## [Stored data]
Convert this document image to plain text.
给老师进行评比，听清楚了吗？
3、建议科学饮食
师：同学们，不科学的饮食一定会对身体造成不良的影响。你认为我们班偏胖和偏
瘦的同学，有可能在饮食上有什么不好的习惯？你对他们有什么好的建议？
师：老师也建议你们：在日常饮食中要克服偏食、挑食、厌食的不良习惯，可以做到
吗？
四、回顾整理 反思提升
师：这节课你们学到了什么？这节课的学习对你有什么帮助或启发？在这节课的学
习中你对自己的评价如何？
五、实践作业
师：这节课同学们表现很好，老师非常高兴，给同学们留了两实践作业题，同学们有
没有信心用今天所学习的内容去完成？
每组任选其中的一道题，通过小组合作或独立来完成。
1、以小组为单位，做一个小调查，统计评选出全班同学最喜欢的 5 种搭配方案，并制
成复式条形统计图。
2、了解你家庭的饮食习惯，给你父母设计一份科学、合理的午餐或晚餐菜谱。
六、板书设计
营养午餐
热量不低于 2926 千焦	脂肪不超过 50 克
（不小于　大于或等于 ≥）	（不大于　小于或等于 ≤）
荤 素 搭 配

## [AIM]
Repeat the data precisely, line by line.

## [EXERCISE RESULT]
Convert this document image to plain text.
给老师进行评比，听清楚了吗？
3、建议科学饮食
师：同学们，不科学的饮食一定会对身体造成不良的影响。你认为我们班偏胖和偏
瘦的同学，有可能在饮食上有什么不好的习惯？你对他们有什么好的建议？
师：老师也建议你们：在日常饮食中要克服偏食、挑食、厌食的不良习惯，可以做到
吗？
四、回顾整理 反思提升
师：这节课你们学到了什么？这节课的学习对你有什么帮助或启发？在这节课的学
习中你对自己的评价如何？
五、实践作业
师：这节课同学们表现很好，老师非常高兴，给同学们留了两实践作业题，同学们有
没有信心用今天所学习的内容去完成？
每组任选其中的一道题，通过小组合作或独立来完成。
1、以小组为单位，做一个小调查，统计评选出全班同学最喜欢的 5 种搭配方案，并制
成复式条形统计图。
2、了解你家庭的饮食习惯，给你父母设计一份科学、合理的午餐或晚餐菜谱。
六、板书设计
营养午餐
热量不低于 2926 千焦	脂肪不超过 50 克
（不小于　大于或等于 ≥）	（不大于　小于或等于 ≤）
荤 素 搭 配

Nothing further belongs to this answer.